**To be done:**
Substitute "area" for "region" in the material from its start through the line containing "table-cell: २: [81, 517, 114, 540]", inclusive, and give back only those lines with everything else unchanged.

**Data for this exercise:**

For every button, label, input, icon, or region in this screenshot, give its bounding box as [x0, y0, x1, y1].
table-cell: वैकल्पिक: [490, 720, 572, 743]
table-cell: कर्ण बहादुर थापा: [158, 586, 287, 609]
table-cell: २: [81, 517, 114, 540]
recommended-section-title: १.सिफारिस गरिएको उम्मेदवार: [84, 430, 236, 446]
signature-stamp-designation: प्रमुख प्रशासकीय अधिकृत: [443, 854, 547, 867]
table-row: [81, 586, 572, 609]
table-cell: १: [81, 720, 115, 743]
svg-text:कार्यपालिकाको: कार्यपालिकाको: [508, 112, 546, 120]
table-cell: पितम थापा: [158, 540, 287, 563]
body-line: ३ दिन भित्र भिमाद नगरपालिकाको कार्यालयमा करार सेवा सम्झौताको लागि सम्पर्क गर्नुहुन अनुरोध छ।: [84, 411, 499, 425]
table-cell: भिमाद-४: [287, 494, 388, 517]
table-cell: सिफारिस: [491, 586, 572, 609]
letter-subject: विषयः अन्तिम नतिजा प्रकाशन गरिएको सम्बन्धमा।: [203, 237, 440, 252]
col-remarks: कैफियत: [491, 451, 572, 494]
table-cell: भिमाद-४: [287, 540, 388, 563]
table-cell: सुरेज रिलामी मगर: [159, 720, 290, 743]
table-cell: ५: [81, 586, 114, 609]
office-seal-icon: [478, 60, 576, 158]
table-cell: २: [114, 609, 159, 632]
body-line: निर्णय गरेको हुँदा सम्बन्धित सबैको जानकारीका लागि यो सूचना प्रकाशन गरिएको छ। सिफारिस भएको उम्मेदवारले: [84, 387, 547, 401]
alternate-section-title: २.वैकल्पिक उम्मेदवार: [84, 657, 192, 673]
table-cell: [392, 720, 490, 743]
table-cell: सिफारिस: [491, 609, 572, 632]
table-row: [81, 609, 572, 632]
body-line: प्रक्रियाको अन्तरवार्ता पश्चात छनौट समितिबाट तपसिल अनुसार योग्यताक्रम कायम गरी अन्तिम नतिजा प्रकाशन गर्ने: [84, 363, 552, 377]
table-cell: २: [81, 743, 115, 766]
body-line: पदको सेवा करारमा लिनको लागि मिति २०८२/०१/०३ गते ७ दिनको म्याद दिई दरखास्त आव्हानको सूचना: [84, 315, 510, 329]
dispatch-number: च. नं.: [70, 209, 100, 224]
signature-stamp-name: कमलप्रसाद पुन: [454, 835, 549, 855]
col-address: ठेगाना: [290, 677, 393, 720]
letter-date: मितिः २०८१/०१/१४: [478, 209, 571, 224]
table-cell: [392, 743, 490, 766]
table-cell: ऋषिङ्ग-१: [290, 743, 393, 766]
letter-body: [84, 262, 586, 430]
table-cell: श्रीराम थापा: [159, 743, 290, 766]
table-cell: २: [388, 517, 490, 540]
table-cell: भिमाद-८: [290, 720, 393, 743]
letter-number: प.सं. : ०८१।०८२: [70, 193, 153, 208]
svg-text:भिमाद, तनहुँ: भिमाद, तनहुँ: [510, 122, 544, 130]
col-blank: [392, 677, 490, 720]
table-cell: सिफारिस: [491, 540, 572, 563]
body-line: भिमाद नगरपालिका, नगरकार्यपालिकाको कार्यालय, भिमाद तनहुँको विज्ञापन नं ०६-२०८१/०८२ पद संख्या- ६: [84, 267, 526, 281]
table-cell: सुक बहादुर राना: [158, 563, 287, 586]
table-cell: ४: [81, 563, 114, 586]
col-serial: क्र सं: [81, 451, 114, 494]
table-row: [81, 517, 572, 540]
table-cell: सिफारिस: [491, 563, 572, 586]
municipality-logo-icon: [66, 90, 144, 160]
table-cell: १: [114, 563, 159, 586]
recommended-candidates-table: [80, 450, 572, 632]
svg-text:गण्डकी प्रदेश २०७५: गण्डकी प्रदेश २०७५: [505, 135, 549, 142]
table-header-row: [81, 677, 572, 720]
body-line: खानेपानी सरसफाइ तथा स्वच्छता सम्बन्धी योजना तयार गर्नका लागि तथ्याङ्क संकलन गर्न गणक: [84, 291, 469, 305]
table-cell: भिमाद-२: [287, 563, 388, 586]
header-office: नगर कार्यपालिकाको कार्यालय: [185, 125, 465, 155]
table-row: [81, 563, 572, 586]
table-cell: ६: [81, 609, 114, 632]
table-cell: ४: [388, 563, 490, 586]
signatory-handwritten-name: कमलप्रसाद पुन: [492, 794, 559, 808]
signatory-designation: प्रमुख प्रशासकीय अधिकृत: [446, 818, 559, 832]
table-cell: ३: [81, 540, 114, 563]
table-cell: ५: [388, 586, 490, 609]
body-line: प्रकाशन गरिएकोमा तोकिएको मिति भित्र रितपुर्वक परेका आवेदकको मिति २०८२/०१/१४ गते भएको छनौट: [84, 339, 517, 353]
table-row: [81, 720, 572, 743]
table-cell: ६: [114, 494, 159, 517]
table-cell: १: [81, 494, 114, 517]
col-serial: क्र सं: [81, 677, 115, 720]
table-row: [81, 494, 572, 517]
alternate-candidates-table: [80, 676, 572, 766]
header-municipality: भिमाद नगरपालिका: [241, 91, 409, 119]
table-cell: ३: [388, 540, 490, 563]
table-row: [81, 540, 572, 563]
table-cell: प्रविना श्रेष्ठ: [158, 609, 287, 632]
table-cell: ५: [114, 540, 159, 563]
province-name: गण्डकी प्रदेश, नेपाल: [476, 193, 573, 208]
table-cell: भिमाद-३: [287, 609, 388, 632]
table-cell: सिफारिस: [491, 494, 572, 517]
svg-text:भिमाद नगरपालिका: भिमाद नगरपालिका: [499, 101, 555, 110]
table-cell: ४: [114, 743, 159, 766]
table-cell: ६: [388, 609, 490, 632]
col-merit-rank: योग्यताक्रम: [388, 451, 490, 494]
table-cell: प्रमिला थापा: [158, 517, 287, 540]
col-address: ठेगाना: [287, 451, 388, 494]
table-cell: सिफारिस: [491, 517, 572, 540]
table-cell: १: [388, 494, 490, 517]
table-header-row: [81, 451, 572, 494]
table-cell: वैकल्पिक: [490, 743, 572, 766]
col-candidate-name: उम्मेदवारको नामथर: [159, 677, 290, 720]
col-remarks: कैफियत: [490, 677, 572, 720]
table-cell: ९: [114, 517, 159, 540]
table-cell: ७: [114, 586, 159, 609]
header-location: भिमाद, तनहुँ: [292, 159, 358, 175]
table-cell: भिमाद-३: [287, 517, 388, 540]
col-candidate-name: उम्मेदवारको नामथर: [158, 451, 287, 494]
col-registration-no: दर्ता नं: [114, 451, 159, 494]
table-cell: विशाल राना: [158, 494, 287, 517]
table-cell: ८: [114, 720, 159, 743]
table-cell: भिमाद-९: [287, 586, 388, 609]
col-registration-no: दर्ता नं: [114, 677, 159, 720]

**Exercise response:**
For every button, label, input, icon, or area in this screenshot, give its bounding box as [x0, y0, x1, y1].
table-cell: वैकल्पिक: [490, 720, 572, 743]
table-cell: कर्ण बहादुर थापा: [158, 586, 287, 609]
table-cell: २: [81, 517, 114, 540]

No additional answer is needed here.